The task - What do the lines say from the one containing "Extract the structured" to the end of the records? Restate them word for word, and only those.

** BEGIN Dataset excerpts **

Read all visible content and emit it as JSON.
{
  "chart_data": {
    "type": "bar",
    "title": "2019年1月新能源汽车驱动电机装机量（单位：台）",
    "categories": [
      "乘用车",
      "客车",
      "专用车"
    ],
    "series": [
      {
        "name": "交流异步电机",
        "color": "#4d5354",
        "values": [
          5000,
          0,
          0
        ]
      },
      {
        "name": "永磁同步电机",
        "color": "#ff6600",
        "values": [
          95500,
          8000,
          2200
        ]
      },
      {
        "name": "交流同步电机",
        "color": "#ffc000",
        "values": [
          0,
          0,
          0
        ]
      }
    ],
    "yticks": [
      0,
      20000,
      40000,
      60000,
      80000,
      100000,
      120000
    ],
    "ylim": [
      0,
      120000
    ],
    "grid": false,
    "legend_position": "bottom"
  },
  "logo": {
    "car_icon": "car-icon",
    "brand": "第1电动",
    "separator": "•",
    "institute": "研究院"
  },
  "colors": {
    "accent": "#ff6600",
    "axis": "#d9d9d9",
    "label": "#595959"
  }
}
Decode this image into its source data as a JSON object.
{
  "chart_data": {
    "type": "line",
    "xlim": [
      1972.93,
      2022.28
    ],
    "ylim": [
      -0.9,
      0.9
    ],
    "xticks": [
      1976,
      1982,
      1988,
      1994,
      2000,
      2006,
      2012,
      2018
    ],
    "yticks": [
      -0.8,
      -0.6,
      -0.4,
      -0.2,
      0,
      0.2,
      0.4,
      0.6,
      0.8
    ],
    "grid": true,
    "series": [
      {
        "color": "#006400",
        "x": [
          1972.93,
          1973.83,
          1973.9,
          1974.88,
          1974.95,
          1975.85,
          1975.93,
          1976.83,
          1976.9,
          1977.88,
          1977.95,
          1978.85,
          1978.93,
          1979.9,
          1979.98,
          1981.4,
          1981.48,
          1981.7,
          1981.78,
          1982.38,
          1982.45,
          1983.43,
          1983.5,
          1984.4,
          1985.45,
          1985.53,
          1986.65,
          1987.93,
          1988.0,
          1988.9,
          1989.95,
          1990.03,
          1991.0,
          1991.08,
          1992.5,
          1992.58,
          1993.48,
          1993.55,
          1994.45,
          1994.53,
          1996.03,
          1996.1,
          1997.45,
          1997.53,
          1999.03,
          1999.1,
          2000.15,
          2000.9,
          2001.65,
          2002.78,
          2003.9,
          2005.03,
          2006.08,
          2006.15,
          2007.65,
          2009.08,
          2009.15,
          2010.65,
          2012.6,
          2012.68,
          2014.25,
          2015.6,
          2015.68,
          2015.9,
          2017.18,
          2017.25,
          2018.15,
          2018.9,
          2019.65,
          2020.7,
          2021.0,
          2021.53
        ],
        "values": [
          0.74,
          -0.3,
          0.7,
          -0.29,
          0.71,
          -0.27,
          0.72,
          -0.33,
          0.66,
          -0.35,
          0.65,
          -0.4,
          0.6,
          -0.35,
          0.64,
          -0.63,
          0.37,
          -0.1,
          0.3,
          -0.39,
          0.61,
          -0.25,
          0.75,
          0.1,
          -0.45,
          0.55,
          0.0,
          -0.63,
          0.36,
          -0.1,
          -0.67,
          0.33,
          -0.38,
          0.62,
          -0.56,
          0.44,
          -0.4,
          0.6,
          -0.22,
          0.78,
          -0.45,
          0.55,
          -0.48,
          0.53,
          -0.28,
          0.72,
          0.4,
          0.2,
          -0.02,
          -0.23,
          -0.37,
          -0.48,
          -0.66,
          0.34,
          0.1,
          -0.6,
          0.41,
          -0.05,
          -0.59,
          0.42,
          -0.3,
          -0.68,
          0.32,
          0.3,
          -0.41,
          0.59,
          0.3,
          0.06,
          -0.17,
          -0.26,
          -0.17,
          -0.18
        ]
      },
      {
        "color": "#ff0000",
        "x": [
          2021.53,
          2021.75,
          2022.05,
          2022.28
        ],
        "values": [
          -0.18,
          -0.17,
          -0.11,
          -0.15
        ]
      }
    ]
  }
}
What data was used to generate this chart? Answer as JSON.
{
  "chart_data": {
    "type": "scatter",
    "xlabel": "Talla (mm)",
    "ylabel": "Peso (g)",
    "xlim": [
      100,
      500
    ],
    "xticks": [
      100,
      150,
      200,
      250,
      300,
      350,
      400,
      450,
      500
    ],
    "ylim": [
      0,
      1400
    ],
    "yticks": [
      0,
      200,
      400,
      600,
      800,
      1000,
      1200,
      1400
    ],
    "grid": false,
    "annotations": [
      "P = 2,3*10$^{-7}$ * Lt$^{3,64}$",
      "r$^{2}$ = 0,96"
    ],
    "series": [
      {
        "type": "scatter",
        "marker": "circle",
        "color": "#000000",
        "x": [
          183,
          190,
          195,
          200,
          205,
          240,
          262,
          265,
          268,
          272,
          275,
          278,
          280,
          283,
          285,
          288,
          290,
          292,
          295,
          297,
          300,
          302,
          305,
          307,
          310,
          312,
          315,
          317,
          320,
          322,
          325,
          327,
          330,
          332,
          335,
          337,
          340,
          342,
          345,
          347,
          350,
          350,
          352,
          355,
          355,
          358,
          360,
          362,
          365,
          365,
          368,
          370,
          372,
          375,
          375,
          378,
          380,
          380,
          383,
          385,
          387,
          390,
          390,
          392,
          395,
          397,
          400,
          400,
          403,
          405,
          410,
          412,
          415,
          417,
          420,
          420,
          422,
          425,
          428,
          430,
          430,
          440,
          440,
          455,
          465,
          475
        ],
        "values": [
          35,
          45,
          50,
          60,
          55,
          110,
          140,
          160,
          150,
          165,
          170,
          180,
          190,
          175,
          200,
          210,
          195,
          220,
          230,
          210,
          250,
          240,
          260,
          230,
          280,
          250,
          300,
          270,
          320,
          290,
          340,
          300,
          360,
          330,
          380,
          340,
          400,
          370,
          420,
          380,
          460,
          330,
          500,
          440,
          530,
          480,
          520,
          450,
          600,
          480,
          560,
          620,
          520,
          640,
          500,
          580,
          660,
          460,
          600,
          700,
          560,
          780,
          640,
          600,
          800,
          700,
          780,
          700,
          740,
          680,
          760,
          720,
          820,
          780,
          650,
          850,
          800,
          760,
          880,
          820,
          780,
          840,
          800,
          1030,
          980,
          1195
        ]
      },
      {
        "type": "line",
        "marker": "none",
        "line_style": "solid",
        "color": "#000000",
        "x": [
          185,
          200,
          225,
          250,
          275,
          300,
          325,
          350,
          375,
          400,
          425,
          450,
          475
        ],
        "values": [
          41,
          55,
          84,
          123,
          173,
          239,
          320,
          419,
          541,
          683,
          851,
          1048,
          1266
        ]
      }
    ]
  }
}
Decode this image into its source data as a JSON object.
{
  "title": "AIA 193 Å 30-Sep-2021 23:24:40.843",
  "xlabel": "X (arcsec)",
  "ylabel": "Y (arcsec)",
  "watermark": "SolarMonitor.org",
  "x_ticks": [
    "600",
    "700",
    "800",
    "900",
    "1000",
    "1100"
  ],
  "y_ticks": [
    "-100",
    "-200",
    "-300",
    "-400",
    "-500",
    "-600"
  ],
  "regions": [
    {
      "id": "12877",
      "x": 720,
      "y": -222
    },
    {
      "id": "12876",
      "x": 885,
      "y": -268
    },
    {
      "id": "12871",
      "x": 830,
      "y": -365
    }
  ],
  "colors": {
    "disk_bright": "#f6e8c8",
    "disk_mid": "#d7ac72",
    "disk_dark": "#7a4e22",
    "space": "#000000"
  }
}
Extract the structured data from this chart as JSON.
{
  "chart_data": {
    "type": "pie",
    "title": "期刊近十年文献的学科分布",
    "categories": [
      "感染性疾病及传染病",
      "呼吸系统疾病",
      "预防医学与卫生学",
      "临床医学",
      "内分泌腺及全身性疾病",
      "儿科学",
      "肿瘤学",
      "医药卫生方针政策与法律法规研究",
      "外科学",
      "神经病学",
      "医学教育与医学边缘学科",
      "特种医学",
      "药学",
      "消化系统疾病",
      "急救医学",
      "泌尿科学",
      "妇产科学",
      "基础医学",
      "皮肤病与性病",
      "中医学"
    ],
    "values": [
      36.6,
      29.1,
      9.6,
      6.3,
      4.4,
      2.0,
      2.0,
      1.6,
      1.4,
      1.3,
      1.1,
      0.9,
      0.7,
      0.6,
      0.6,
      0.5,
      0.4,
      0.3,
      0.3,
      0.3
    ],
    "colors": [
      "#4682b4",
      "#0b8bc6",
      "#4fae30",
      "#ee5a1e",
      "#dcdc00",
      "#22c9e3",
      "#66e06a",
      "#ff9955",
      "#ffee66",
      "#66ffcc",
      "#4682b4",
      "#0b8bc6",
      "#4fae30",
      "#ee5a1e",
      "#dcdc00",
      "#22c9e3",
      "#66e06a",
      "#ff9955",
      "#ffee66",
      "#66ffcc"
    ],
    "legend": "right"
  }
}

** END Dataset excerpts **

Task output -
Extract the structured data from this chart as JSON.
{
  "chart_data": {
    "type": "pie",
    "title": "期刊近十年文献的学科分布",
    "categories": [
      "感染性疾病及传染病",
      "呼吸系统疾病",
      "预防医学与卫生学",
      "临床医学",
      "内分泌腺及全身性疾病",
      "儿科学",
      "肿瘤学",
      "医药卫生方针政策与法律法规研究",
      "外科学",
      "神经病学",
      "医学教育与医学边缘学科",
      "特种医学",
      "药学",
      "消化系统疾病",
      "急救医学",
      "泌尿科学",
      "妇产科学",
      "基础医学",
      "皮肤病与性病",
      "中医学"
    ],
    "values": [
      36.6,
      29.1,
      9.6,
      6.3,
      4.4,
      2.0,
      2.0,
      1.6,
      1.4,
      1.3,
      1.1,
      0.9,
      0.7,
      0.6,
      0.6,
      0.5,
      0.4,
      0.3,
      0.3,
      0.3
    ],
    "colors": [
      "#4682b4",
      "#0b8bc6",
      "#4fae30",
      "#ee5a1e",
      "#dcdc00",
      "#22c9e3",
      "#66e06a",
      "#ff9955",
      "#ffee66",
      "#66ffcc",
      "#4682b4",
      "#0b8bc6",
      "#4fae30",
      "#ee5a1e",
      "#dcdc00",
      "#22c9e3",
      "#66e06a",
      "#ff9955",
      "#ffee66",
      "#66ffcc"
    ],
    "legend": "right"
  }
}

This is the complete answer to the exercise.